■ The tasks:
1. In the fixing-device passage, which direction does the friction reducer 25 move in relation to the fixing belt 21?
2. Pick up the fixing-device passage right after its last sentence and carry it on.

With the configuration described above, the sliding resistance of the fixing belt 21 and the stationary member 22 which contacts the fixing belt 21 indirectly is reduced reliably over time. This results in prevention of an increase in the drive torque of the fixing device 20 or the pressure roller 31, abrasion of the fixing device 20, the stationary member 22, and/or the friction reducer 25, and image drift on the fixed image caused by undesirable slippage of the fixing belt 21.

According to the present embodiment, the friction reducer 25 moves in the direction opposite the direction of movement of the fixing belt 21. In this configuration, even when abrasion of the friction reducer 25 and the fixing belt 21 produces undesirable dust, the dust is prevented from accumulating between the friction reducer 25 and the fixing belt 21 compared with the friction reducer 25 moving in the same direction as that of the fixing belt 21.

According to the present embodiment, the reel mechanism 26 is used as a device to move the friction reducer 25. However, the activation device is not limited to the reel mechanism 26.

For example, if the total moving distance of the friction reducer does not need to be very long, the friction reducer may be an endless loop that makes one rotation during the life of the apparatus.

According to the embodiment 1, the reel mechanism 26 is configured to move the friction reducer 25 in accordance with a cumulative operation time of the fixing device 20 or the main body 1. In a case in which the friction reducer 25 is fixed between the fixing belt and the stationary member 22, abrasion of the friction reducer 25 progresses proportionately with an increase in the cumulative operation time of the fixing device 20. Thus, the reel mechanism 26 winds or moves the friction reducer 25 in accordance with the cumulative operation time of the fixing device 20 or the cumulative time of rotation of the fixing belt 21.

More specifically, in association with operation of the fixing device 20, the driving device 58 activates the reel mechanism 26 to start winding the friction reducer 25 around the take-up reel 28. At this time, the moving speed of the friction reducer 25 is significantly slower than the moving speed of the fixing belt 21, because abrasion of the friction reducer 25 sandwiched between the fixing belt 21 and the stationary member 22 does not progress very fast.

Control of the winding operation of the friction reducer 25 is not limited to that described above. Alternatively, the reel mechanism 26 or the moving mechanism may move the friction reducer 25 each time the cumulative operation time or the cumulative time of rotation of the fixing belt 21 reaches a predetermined value. More specifically, as illustrated in FIG. 2, a time detector 53 is provided to detect a cumulative operation time of the fixing device 20 or the cumulative time of rotation of the fixing belt 21.

In this configuration, when reaching the cumulative operation time detected by the time detector 53, a controller 50, which is a microprocessor, operates the reel mechanism 26 for a certain period of time which is at least a minimum time required for the friction reducer 25 to move by the nip width in the moving direction. Accordingly, the total electric power for operating the reel mechanism 26 is reduced, and the length of the friction reducer 25 in the direction of movement is reduced.

■ Dataset rows:

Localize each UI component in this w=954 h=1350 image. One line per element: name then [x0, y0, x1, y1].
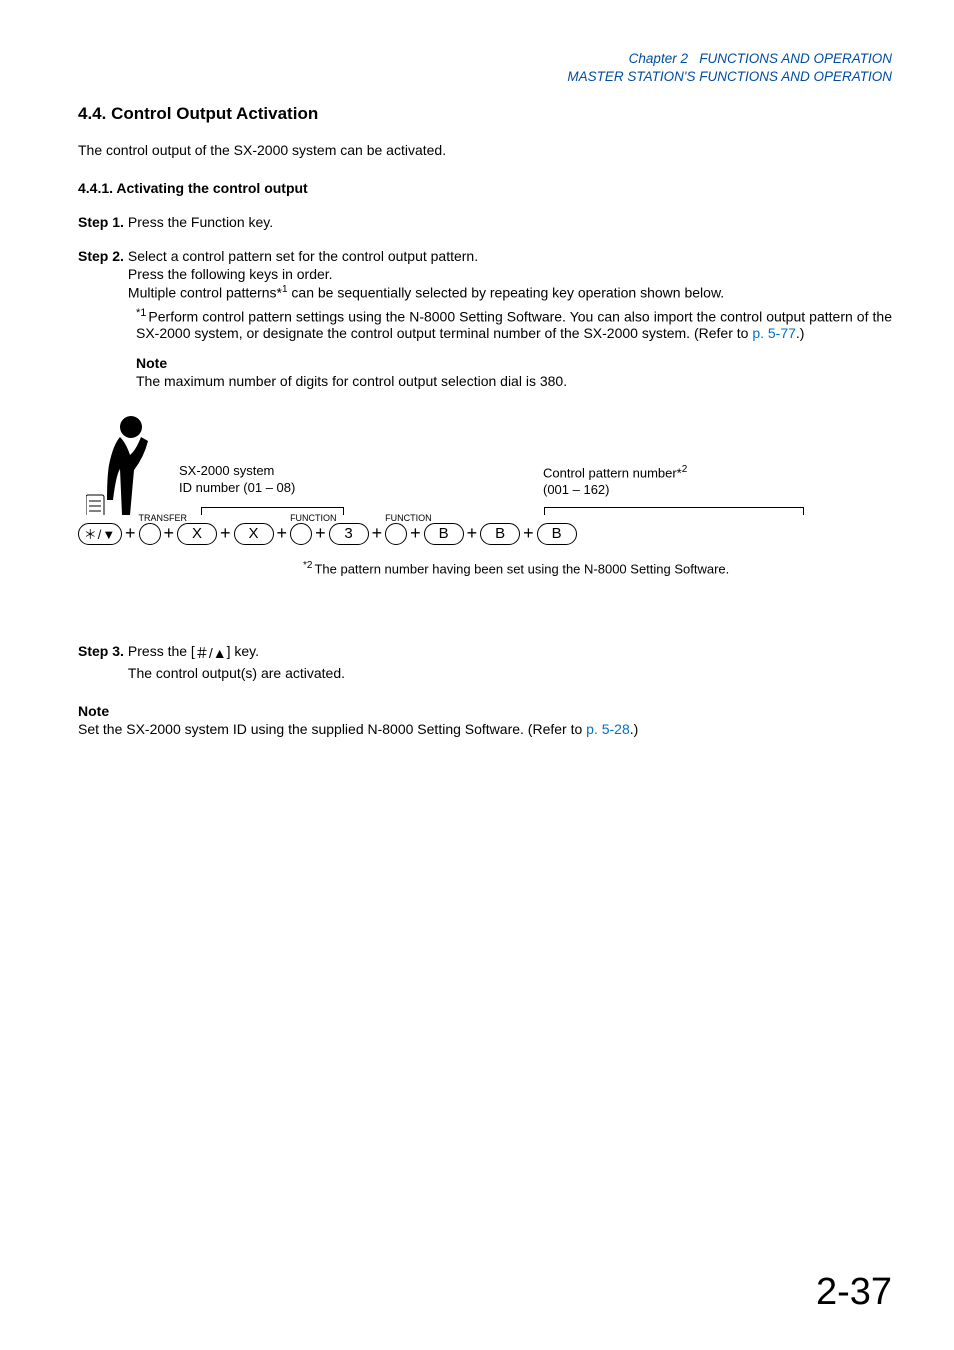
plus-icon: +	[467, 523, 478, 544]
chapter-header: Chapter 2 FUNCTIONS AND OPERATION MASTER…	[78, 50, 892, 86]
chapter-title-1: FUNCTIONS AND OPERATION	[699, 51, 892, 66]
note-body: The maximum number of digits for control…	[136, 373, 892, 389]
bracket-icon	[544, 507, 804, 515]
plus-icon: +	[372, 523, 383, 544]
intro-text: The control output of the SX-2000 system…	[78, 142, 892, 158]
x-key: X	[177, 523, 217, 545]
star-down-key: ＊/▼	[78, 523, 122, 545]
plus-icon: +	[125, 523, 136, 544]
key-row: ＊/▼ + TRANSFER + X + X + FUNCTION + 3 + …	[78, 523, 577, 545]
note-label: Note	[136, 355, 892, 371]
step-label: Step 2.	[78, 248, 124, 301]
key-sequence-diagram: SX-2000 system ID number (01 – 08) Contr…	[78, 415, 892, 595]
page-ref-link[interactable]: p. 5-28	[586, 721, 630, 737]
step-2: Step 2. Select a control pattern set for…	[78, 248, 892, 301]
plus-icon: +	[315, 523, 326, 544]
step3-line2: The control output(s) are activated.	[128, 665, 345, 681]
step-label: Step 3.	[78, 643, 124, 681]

■ Task answers:
1. It moves opposite the direction of movement of the fixing belt 21.

2.
Furthermore, as illustrated in FIG. 2, a torque detector 52 may be provided to detect the drive torque of the fixing device 20. When the detection results provided by the torque detector 52 reach a predetermined value, the reel mechanism 26 starts moving the friction reducer 25.

In particular, when the drive torque detected by the torque detector 52 is at least a permissible threshold value, it is assumed that abrasion of the friction reducer 25 in the nip has progressed, and the reel mechanism 26 is activated by the controller 50 for a certain period of time which corresponds to the time required for the friction reducer 25 to move by the nip width.

Because the reel mechanism 26 is activated only under certain conditions, the total electric power for operating the reel mechanism 26 is reduced, and the length of the friction reducer 25 in the direction of movement is reduced. Furthermore, the friction reducer 25 in the nip between the fixing belt 21 and the stationary member 22 is protected from abrasion. Because the sliding resistance of the fixing belt 21 and the stationary member 22 is reduced adequately, the friction reducer 25 does not need to be moved, thereby improving control efficiency.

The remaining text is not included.